Dataset records:
▼
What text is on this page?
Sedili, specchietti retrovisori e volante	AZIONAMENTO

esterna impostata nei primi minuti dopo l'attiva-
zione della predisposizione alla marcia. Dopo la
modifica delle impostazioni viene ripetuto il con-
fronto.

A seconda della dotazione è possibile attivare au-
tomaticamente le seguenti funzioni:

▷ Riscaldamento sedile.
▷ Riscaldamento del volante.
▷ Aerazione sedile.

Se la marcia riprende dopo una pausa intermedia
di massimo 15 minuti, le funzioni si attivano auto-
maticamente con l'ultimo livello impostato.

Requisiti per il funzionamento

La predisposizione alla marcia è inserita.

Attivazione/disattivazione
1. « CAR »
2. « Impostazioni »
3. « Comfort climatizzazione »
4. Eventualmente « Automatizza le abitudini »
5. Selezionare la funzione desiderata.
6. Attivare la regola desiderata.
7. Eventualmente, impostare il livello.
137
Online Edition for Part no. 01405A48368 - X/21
▲
▼
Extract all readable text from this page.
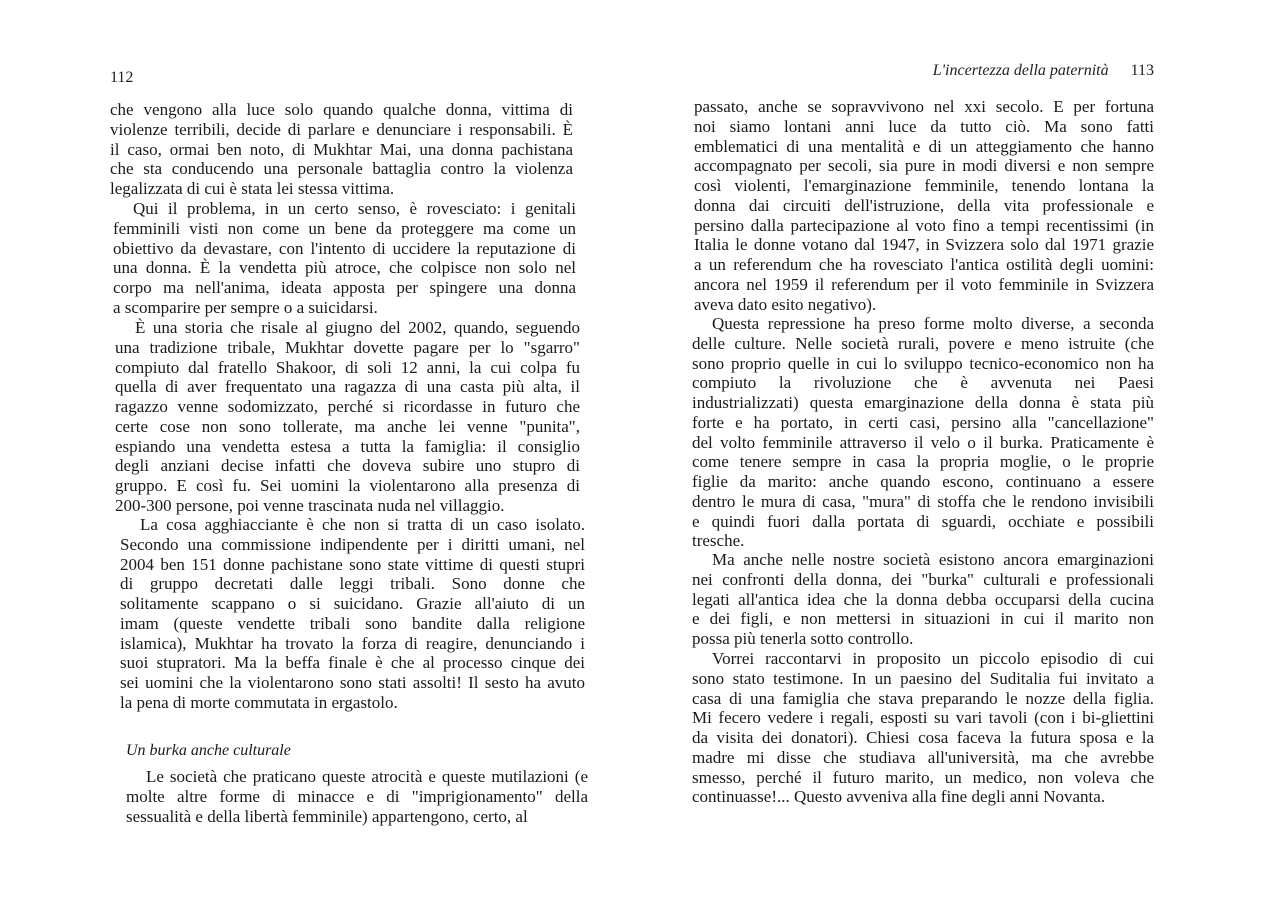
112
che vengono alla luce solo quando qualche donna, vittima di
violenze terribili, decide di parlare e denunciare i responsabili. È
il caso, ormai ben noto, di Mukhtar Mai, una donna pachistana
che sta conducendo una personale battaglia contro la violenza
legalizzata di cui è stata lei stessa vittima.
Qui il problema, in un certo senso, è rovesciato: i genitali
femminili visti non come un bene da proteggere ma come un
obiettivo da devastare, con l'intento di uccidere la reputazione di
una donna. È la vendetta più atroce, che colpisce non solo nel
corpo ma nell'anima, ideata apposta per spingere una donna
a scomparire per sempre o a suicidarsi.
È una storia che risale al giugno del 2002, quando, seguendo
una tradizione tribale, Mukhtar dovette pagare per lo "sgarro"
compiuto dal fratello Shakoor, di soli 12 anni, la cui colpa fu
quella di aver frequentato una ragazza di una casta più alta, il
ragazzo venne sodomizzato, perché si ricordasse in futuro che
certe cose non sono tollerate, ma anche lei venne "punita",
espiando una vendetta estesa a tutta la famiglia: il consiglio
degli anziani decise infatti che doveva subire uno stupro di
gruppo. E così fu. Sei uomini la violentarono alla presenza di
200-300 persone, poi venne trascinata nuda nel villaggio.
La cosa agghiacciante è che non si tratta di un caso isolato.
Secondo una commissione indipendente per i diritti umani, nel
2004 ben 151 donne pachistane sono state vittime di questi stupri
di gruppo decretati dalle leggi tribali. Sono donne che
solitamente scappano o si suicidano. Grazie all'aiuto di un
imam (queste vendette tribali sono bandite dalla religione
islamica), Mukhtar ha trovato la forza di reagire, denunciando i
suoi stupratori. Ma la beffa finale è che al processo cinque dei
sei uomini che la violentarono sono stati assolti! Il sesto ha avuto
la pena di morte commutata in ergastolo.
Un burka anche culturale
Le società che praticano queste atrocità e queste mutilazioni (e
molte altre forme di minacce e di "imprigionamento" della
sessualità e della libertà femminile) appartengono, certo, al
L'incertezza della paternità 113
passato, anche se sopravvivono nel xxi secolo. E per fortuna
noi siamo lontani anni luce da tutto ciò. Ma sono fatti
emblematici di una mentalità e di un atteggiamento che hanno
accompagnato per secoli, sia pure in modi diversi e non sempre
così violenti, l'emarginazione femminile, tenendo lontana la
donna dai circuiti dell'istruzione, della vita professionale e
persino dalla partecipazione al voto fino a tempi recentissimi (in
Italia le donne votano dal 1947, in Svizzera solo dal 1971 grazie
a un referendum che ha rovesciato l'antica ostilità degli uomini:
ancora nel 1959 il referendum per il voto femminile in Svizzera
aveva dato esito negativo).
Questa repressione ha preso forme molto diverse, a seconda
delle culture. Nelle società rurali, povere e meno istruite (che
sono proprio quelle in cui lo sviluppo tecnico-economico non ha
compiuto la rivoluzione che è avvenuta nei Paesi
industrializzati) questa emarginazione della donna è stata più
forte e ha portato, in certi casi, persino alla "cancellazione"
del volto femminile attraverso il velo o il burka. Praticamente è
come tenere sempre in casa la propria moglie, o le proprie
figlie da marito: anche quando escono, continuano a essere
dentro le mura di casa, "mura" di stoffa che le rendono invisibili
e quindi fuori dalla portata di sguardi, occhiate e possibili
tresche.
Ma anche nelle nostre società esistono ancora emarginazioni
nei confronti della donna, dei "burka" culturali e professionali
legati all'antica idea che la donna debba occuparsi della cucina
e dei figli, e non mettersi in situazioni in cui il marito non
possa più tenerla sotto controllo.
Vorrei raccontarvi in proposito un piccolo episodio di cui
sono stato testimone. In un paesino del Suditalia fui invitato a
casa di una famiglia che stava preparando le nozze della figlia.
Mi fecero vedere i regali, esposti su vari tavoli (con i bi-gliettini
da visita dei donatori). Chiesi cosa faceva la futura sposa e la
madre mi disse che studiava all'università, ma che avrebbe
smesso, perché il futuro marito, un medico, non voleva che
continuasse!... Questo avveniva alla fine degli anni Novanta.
▲
▼
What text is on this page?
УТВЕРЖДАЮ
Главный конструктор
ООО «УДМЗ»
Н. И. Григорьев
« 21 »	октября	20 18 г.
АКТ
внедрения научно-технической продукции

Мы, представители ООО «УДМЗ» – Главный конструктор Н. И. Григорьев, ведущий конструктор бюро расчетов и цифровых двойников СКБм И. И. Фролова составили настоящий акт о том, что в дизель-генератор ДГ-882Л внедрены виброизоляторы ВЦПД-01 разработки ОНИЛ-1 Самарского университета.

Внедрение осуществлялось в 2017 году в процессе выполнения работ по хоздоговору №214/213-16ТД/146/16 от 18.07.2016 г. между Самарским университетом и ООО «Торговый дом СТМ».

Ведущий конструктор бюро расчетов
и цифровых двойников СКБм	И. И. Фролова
▲
§ WRITTEN TASK: Find and copy each line above that includes the string "Eventualmente".

§ REPLY TO THE TASK:
4. Eventualmente « Automatizza le abitudini »
7. Eventualmente, impostare il livello.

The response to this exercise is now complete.